* [Activity]
The answer must consist of each line below that holds the word "povprečje", copied as it stands.
Segment Start: Available data
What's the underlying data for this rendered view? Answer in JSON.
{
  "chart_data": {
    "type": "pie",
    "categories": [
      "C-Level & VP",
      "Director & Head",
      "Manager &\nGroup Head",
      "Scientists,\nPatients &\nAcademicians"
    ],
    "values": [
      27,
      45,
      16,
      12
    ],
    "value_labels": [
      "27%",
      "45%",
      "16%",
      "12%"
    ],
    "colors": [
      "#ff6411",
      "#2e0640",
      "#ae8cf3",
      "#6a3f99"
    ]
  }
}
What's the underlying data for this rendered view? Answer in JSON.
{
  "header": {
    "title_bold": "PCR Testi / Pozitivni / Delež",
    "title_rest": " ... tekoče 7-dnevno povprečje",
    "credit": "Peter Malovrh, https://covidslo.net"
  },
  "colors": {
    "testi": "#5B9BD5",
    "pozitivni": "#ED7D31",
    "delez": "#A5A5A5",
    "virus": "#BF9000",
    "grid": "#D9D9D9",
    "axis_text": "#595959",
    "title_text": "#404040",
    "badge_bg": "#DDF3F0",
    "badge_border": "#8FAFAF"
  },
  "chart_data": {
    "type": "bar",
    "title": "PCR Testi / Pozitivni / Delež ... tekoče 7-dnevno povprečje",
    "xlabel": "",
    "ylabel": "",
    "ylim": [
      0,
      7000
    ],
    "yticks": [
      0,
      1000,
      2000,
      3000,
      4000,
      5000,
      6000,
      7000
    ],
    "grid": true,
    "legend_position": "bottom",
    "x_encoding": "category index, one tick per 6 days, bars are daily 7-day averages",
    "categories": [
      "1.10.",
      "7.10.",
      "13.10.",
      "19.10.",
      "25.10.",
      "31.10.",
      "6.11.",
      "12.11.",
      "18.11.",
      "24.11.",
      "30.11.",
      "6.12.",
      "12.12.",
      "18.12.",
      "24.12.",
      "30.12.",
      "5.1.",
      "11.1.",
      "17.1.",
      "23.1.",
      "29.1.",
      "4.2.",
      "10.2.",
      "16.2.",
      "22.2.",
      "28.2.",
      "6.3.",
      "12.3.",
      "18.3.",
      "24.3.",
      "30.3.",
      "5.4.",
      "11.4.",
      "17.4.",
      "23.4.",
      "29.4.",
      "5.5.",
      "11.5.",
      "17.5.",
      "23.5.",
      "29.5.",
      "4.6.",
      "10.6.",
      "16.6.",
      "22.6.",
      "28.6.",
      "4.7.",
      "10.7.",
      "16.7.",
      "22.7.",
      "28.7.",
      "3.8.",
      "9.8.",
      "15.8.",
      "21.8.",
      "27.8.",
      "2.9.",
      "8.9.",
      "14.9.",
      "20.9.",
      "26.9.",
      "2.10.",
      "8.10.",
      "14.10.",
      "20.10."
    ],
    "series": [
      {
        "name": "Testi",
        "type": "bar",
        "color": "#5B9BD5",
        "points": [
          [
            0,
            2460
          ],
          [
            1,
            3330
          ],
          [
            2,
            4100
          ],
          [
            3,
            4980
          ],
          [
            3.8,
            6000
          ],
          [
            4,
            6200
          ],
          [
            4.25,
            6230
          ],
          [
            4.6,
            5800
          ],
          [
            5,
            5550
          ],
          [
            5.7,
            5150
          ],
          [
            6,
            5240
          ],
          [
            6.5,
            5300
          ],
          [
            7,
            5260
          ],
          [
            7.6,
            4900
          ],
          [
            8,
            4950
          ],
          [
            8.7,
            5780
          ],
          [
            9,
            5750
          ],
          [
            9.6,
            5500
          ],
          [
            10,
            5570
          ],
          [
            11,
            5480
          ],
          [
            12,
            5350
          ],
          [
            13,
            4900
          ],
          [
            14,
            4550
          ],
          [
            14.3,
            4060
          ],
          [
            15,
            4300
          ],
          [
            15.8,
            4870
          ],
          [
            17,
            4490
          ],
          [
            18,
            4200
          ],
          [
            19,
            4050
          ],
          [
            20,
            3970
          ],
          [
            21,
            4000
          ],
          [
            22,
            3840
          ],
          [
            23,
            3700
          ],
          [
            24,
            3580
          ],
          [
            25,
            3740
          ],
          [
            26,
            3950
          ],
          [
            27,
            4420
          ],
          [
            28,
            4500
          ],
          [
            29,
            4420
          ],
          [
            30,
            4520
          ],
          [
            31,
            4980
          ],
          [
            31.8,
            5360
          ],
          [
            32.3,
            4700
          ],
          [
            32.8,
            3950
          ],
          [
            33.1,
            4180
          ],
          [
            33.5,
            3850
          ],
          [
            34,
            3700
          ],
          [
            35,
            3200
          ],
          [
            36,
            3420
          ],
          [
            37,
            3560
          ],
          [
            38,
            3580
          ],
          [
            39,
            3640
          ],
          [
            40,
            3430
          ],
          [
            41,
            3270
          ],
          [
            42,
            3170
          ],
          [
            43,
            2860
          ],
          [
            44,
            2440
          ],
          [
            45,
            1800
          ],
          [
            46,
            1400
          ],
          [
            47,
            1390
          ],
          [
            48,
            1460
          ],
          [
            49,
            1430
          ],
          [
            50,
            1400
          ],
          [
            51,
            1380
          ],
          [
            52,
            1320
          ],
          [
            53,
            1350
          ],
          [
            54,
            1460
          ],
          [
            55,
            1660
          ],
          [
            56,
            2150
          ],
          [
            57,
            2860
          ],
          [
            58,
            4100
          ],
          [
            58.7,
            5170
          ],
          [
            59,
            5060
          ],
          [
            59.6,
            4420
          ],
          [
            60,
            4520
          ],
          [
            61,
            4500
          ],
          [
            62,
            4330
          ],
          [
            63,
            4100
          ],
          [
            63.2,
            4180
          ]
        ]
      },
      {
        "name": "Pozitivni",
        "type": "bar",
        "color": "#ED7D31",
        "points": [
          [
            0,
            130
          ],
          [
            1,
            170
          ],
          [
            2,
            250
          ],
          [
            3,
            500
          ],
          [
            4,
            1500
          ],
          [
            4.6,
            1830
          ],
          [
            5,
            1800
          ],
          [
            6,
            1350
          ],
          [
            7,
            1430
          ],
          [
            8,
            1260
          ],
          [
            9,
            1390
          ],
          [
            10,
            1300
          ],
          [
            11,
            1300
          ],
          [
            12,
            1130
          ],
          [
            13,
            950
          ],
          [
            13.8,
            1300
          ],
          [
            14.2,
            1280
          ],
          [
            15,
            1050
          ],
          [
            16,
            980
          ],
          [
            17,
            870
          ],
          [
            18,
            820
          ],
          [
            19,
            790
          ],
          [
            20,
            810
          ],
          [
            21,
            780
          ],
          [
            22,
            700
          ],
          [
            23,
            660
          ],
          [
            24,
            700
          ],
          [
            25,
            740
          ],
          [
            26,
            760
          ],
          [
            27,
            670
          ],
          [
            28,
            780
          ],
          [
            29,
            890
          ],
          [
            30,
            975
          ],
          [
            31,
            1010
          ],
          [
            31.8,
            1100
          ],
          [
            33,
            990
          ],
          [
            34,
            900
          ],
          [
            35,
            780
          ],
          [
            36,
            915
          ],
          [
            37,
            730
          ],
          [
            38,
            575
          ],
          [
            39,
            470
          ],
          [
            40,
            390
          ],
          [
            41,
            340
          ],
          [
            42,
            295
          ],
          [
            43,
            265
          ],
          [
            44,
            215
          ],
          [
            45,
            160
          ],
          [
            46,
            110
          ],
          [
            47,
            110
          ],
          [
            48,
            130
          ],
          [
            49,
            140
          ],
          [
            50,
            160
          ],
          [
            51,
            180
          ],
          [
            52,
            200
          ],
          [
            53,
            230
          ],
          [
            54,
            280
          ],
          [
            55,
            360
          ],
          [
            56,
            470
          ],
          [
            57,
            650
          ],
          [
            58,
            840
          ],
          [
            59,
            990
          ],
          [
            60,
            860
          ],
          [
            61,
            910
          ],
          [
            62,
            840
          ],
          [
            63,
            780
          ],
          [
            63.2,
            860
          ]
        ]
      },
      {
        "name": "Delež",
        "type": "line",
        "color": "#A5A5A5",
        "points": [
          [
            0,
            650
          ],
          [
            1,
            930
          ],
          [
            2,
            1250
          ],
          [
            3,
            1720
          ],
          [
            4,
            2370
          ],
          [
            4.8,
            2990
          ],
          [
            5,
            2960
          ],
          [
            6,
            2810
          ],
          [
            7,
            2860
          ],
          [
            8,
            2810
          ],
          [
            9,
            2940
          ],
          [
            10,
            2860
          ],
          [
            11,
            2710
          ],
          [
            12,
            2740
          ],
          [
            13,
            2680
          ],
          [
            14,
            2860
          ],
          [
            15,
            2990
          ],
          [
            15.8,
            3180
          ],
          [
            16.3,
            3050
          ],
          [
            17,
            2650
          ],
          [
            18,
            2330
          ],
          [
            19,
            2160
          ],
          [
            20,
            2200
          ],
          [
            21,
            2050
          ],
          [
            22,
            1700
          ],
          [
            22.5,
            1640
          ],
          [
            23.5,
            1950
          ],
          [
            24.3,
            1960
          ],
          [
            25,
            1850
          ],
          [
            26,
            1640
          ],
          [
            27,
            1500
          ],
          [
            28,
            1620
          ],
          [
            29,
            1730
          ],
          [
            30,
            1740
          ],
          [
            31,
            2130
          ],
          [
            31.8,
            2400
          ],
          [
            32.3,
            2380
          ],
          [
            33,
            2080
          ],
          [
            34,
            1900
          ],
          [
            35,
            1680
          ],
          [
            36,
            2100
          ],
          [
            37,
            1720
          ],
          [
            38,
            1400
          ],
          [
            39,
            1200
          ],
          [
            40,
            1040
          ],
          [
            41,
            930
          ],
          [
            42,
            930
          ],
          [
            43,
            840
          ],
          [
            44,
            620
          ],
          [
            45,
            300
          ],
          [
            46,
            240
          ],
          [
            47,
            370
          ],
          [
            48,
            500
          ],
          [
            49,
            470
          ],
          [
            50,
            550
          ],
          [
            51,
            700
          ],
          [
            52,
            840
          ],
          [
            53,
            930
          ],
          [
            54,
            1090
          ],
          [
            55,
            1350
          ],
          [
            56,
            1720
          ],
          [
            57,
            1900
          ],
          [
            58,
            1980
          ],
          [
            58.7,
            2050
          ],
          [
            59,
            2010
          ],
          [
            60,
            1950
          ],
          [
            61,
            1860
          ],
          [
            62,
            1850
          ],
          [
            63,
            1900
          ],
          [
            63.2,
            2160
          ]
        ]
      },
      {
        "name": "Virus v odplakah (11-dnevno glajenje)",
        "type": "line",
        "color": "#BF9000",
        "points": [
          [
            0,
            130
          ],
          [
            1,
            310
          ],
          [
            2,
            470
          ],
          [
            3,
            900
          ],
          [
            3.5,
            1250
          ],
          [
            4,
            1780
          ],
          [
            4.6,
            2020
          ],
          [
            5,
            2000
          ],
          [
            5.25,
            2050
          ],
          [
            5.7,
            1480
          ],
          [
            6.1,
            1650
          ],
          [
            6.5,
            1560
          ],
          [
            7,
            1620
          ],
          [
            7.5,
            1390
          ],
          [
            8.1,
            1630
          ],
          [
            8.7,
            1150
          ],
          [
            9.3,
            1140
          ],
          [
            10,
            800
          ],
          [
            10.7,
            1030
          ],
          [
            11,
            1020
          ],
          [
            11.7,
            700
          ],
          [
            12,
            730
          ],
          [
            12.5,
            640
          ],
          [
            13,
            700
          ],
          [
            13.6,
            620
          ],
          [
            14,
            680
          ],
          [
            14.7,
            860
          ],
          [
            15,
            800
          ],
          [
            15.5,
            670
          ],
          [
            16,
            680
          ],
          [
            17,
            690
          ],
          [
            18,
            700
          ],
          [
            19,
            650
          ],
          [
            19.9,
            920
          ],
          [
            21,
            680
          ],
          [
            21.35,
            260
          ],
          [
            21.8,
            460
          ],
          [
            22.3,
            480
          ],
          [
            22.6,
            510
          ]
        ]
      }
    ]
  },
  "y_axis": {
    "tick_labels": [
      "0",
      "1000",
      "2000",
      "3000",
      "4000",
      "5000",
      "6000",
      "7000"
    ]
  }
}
Segment End: Available data
* [Your solution]
    "title_rest": " ... tekoče 7-dnevno povprečje",
    "title": "PCR Testi / Pozitivni / Delež ... tekoče 7-dnevno povprečje",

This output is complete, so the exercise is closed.